#### Exercise directions
Copy all of the records below verbatim.

#### Dataset items
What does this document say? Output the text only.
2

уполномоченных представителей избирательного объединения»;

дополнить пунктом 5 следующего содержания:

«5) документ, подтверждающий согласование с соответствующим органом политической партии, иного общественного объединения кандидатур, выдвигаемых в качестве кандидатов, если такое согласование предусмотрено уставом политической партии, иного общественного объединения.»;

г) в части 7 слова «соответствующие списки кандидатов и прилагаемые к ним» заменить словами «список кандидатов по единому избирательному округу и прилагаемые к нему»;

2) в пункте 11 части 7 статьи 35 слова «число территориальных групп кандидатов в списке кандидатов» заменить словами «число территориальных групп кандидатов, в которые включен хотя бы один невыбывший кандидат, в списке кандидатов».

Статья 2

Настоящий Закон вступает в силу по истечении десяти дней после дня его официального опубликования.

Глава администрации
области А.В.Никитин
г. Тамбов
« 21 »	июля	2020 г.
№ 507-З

#### The completed task
What does this document say? Output the text only.
2

уполномоченных представителей избирательного объединения»;

дополнить пунктом 5 следующего содержания:

«5) документ, подтверждающий согласование с соответствующим органом политической партии, иного общественного объединения кандидатур, выдвигаемых в качестве кандидатов, если такое согласование предусмотрено уставом политической партии, иного общественного объединения.»;

г) в части 7 слова «соответствующие списки кандидатов и прилагаемые к ним» заменить словами «список кандидатов по единому избирательному округу и прилагаемые к нему»;

2) в пункте 11 части 7 статьи 35 слова «число территориальных групп кандидатов в списке кандидатов» заменить словами «число территориальных групп кандидатов, в которые включен хотя бы один невыбывший кандидат, в списке кандидатов».

Статья 2

Настоящий Закон вступает в силу по истечении десяти дней после дня его официального опубликования.

Глава администрации
области А.В.Никитин
г. Тамбов
« 21 »	июля	2020 г.
№ 507-З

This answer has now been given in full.